> _What to do_
Extract the complete data exactly as given.
◇ ◇ ◇ ◇ ◇ ◇ ◇
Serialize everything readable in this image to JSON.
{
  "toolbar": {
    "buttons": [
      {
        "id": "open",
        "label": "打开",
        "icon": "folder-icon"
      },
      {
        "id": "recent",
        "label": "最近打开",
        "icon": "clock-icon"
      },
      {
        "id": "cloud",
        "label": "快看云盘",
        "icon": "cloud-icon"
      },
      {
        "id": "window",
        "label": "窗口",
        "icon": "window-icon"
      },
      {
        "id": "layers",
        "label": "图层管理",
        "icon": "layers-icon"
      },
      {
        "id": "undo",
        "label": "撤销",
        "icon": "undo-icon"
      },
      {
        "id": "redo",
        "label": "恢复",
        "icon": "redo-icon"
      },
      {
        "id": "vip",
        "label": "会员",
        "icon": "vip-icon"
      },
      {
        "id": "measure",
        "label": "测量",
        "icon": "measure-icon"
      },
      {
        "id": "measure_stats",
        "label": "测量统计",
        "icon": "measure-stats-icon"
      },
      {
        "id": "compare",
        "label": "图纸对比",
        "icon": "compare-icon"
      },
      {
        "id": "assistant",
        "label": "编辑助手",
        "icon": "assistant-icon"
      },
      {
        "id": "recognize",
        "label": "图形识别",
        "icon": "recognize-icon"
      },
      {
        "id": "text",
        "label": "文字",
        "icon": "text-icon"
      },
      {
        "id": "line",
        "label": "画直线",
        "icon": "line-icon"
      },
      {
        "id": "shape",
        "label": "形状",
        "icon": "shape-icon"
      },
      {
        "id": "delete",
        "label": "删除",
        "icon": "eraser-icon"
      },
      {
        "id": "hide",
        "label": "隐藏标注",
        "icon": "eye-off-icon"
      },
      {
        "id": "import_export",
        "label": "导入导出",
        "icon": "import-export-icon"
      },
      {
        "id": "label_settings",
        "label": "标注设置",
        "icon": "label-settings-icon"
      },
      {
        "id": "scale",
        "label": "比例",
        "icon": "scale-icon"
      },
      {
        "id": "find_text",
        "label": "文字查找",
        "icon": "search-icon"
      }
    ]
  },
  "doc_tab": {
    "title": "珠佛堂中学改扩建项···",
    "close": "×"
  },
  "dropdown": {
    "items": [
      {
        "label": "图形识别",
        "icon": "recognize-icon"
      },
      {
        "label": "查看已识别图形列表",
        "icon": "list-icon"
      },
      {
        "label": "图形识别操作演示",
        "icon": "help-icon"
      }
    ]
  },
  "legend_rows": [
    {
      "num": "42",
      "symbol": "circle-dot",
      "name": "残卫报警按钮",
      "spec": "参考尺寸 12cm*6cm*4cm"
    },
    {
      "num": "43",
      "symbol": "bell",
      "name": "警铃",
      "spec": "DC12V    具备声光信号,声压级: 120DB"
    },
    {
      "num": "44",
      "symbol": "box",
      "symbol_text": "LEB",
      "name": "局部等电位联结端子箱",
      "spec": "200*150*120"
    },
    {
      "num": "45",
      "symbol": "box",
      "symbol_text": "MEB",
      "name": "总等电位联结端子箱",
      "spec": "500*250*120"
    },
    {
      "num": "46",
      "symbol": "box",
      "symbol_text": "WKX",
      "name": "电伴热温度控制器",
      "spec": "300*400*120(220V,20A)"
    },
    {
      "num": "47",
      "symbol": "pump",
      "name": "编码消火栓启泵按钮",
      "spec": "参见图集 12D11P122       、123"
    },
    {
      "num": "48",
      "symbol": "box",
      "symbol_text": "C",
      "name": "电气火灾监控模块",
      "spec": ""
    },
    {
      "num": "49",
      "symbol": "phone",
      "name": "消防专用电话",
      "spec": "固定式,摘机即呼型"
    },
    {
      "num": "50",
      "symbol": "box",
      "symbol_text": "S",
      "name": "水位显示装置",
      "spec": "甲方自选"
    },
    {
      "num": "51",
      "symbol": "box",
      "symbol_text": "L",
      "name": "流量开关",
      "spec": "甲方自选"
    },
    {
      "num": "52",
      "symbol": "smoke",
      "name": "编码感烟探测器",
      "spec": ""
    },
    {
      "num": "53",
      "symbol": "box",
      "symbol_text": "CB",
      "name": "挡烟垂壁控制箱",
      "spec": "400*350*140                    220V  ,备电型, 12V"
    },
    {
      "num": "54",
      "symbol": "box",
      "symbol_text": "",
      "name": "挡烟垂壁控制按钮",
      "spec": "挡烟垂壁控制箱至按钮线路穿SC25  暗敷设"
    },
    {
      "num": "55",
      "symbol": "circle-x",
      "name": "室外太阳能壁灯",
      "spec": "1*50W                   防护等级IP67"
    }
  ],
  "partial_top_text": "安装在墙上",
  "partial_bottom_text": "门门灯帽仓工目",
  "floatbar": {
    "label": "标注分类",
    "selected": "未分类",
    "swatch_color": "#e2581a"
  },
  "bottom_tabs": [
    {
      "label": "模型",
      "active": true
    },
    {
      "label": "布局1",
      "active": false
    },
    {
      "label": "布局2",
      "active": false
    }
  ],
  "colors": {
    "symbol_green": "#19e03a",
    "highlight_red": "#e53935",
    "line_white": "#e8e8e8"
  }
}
◇ ◇ ◇ ◇ ◇ ◇ ◇
> _Result of this task_
Serialize everything readable in this image to JSON.
{
  "toolbar": {
    "buttons": [
      {
        "id": "open",
        "label": "打开",
        "icon": "folder-icon"
      },
      {
        "id": "recent",
        "label": "最近打开",
        "icon": "clock-icon"
      },
      {
        "id": "cloud",
        "label": "快看云盘",
        "icon": "cloud-icon"
      },
      {
        "id": "window",
        "label": "窗口",
        "icon": "window-icon"
      },
      {
        "id": "layers",
        "label": "图层管理",
        "icon": "layers-icon"
      },
      {
        "id": "undo",
        "label": "撤销",
        "icon": "undo-icon"
      },
      {
        "id": "redo",
        "label": "恢复",
        "icon": "redo-icon"
      },
      {
        "id": "vip",
        "label": "会员",
        "icon": "vip-icon"
      },
      {
        "id": "measure",
        "label": "测量",
        "icon": "measure-icon"
      },
      {
        "id": "measure_stats",
        "label": "测量统计",
        "icon": "measure-stats-icon"
      },
      {
        "id": "compare",
        "label": "图纸对比",
        "icon": "compare-icon"
      },
      {
        "id": "assistant",
        "label": "编辑助手",
        "icon": "assistant-icon"
      },
      {
        "id": "recognize",
        "label": "图形识别",
        "icon": "recognize-icon"
      },
      {
        "id": "text",
        "label": "文字",
        "icon": "text-icon"
      },
      {
        "id": "line",
        "label": "画直线",
        "icon": "line-icon"
      },
      {
        "id": "shape",
        "label": "形状",
        "icon": "shape-icon"
      },
      {
        "id": "delete",
        "label": "删除",
        "icon": "eraser-icon"
      },
      {
        "id": "hide",
        "label": "隐藏标注",
        "icon": "eye-off-icon"
      },
      {
        "id": "import_export",
        "label": "导入导出",
        "icon": "import-export-icon"
      },
      {
        "id": "label_settings",
        "label": "标注设置",
        "icon": "label-settings-icon"
      },
      {
        "id": "scale",
        "label": "比例",
        "icon": "scale-icon"
      },
      {
        "id": "find_text",
        "label": "文字查找",
        "icon": "search-icon"
      }
    ]
  },
  "doc_tab": {
    "title": "珠佛堂中学改扩建项···",
    "close": "×"
  },
  "dropdown": {
    "items": [
      {
        "label": "图形识别",
        "icon": "recognize-icon"
      },
      {
        "label": "查看已识别图形列表",
        "icon": "list-icon"
      },
      {
        "label": "图形识别操作演示",
        "icon": "help-icon"
      }
    ]
  },
  "legend_rows": [
    {
      "num": "42",
      "symbol": "circle-dot",
      "name": "残卫报警按钮",
      "spec": "参考尺寸 12cm*6cm*4cm"
    },
    {
      "num": "43",
      "symbol": "bell",
      "name": "警铃",
      "spec": "DC12V    具备声光信号,声压级: 120DB"
    },
    {
      "num": "44",
      "symbol": "box",
      "symbol_text": "LEB",
      "name": "局部等电位联结端子箱",
      "spec": "200*150*120"
    },
    {
      "num": "45",
      "symbol": "box",
      "symbol_text": "MEB",
      "name": "总等电位联结端子箱",
      "spec": "500*250*120"
    },
    {
      "num": "46",
      "symbol": "box",
      "symbol_text": "WKX",
      "name": "电伴热温度控制器",
      "spec": "300*400*120(220V,20A)"
    },
    {
      "num": "47",
      "symbol": "pump",
      "name": "编码消火栓启泵按钮",
      "spec": "参见图集 12D11P122       、123"
    },
    {
      "num": "48",
      "symbol": "box",
      "symbol_text": "C",
      "name": "电气火灾监控模块",
      "spec": ""
    },
    {
      "num": "49",
      "symbol": "phone",
      "name": "消防专用电话",
      "spec": "固定式,摘机即呼型"
    },
    {
      "num": "50",
      "symbol": "box",
      "symbol_text": "S",
      "name": "水位显示装置",
      "spec": "甲方自选"
    },
    {
      "num": "51",
      "symbol": "box",
      "symbol_text": "L",
      "name": "流量开关",
      "spec": "甲方自选"
    },
    {
      "num": "52",
      "symbol": "smoke",
      "name": "编码感烟探测器",
      "spec": ""
    },
    {
      "num": "53",
      "symbol": "box",
      "symbol_text": "CB",
      "name": "挡烟垂壁控制箱",
      "spec": "400*350*140                    220V  ,备电型, 12V"
    },
    {
      "num": "54",
      "symbol": "box",
      "symbol_text": "",
      "name": "挡烟垂壁控制按钮",
      "spec": "挡烟垂壁控制箱至按钮线路穿SC25  暗敷设"
    },
    {
      "num": "55",
      "symbol": "circle-x",
      "name": "室外太阳能壁灯",
      "spec": "1*50W                   防护等级IP67"
    }
  ],
  "partial_top_text": "安装在墙上",
  "partial_bottom_text": "门门灯帽仓工目",
  "floatbar": {
    "label": "标注分类",
    "selected": "未分类",
    "swatch_color": "#e2581a"
  },
  "bottom_tabs": [
    {
      "label": "模型",
      "active": true
    },
    {
      "label": "布局1",
      "active": false
    },
    {
      "label": "布局2",
      "active": false
    }
  ],
  "colors": {
    "symbol_green": "#19e03a",
    "highlight_red": "#e53935",
    "line_white": "#e8e8e8"
  }
}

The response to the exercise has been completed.